All entries must be repeated exactly; do not include the pictures.

## Provided data
START
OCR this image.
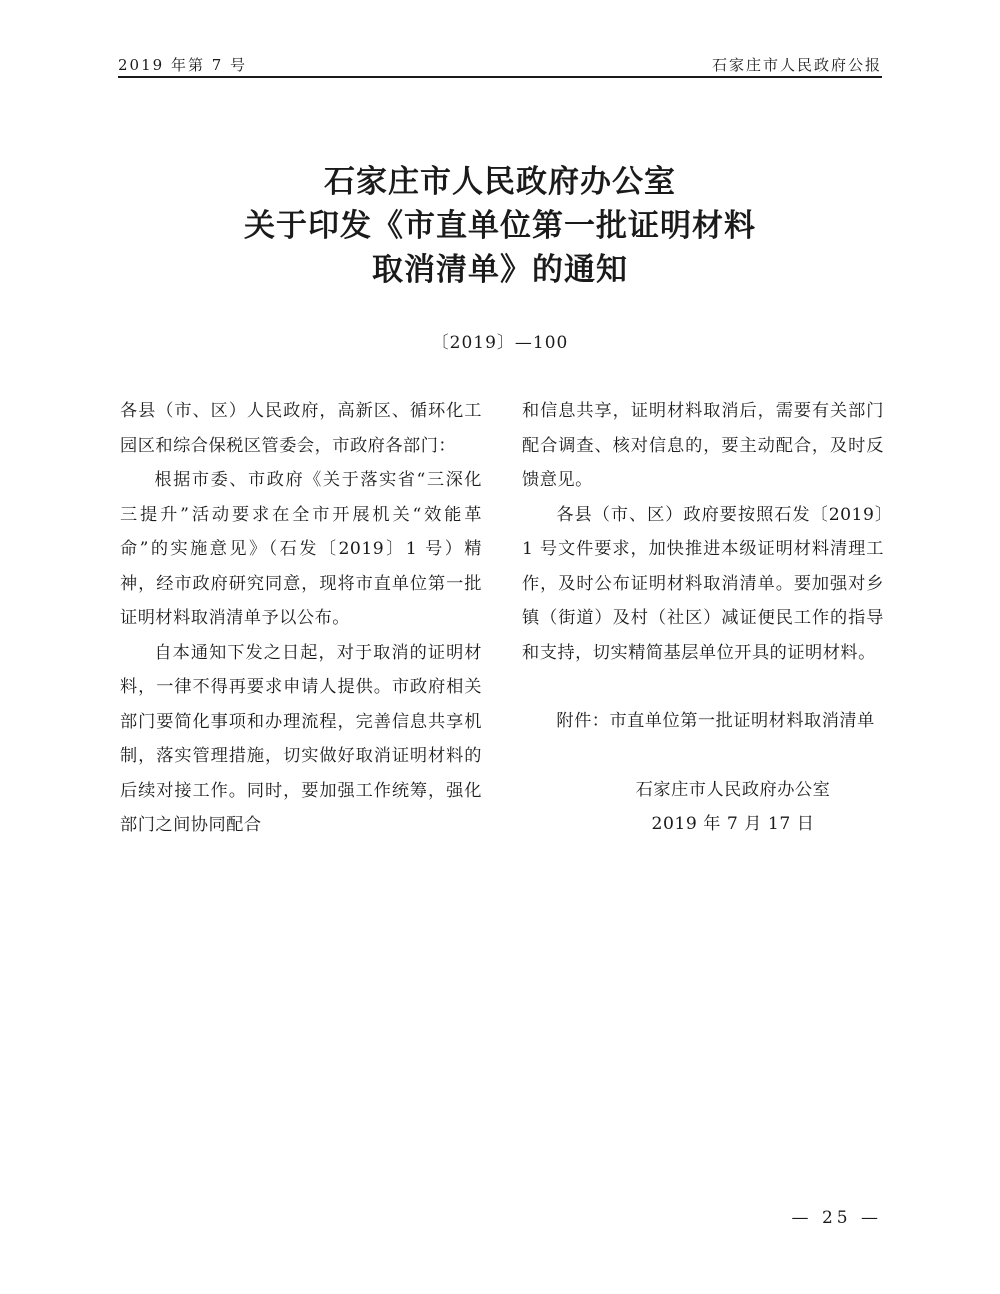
2019 年第 7 号	石家庄市人民政府公报
石家庄市人民政府办公室
关于印发《市直单位第一批证明材料
取消清单》的通知
〔2019〕—100

各县（市、区）人民政府，高新区、循环化工园区和综合保税区管委会，市政府各部门：

根据市委、市政府《关于落实省“三深化三提升”活动要求在全市开展机关“效能革命”的实施意见》（石发〔2019〕1 号）精神，经市政府研究同意，现将市直单位第一批证明材料取消清单予以公布。

自本通知下发之日起，对于取消的证明材料，一律不得再要求申请人提供。市政府相关部门要简化事项和办理流程，完善信息共享机制，落实管理措施，切实做好取消证明材料的后续对接工作。同时，要加强工作统筹，强化部门之间协同配合

和信息共享，证明材料取消后，需要有关部门配合调查、核对信息的，要主动配合，及时反馈意见。

各县（市、区）政府要按照石发〔2019〕1 号文件要求，加快推进本级证明材料清理工作，及时公布证明材料取消清单。要加强对乡镇（街道）及村（社区）减证便民工作的指导和支持，切实精简基层单位开具的证明材料。

附件： 市直单位第一批证明材料取消清单

石家庄市人民政府办公室

2019 年 7 月 17 日

— 25 —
END
## Written solution
OCR this image.
2019 年第 7 号	石家庄市人民政府公报
石家庄市人民政府办公室
关于印发《市直单位第一批证明材料
取消清单》的通知
〔2019〕—100

各县（市、区）人民政府，高新区、循环化工园区和综合保税区管委会，市政府各部门：

根据市委、市政府《关于落实省“三深化三提升”活动要求在全市开展机关“效能革命”的实施意见》（石发〔2019〕1 号）精神，经市政府研究同意，现将市直单位第一批证明材料取消清单予以公布。

自本通知下发之日起，对于取消的证明材料，一律不得再要求申请人提供。市政府相关部门要简化事项和办理流程，完善信息共享机制，落实管理措施，切实做好取消证明材料的后续对接工作。同时，要加强工作统筹，强化部门之间协同配合

和信息共享，证明材料取消后，需要有关部门配合调查、核对信息的，要主动配合，及时反馈意见。

各县（市、区）政府要按照石发〔2019〕1 号文件要求，加快推进本级证明材料清理工作，及时公布证明材料取消清单。要加强对乡镇（街道）及村（社区）减证便民工作的指导和支持，切实精简基层单位开具的证明材料。

附件： 市直单位第一批证明材料取消清单

石家庄市人民政府办公室

2019 年 7 月 17 日

— 25 —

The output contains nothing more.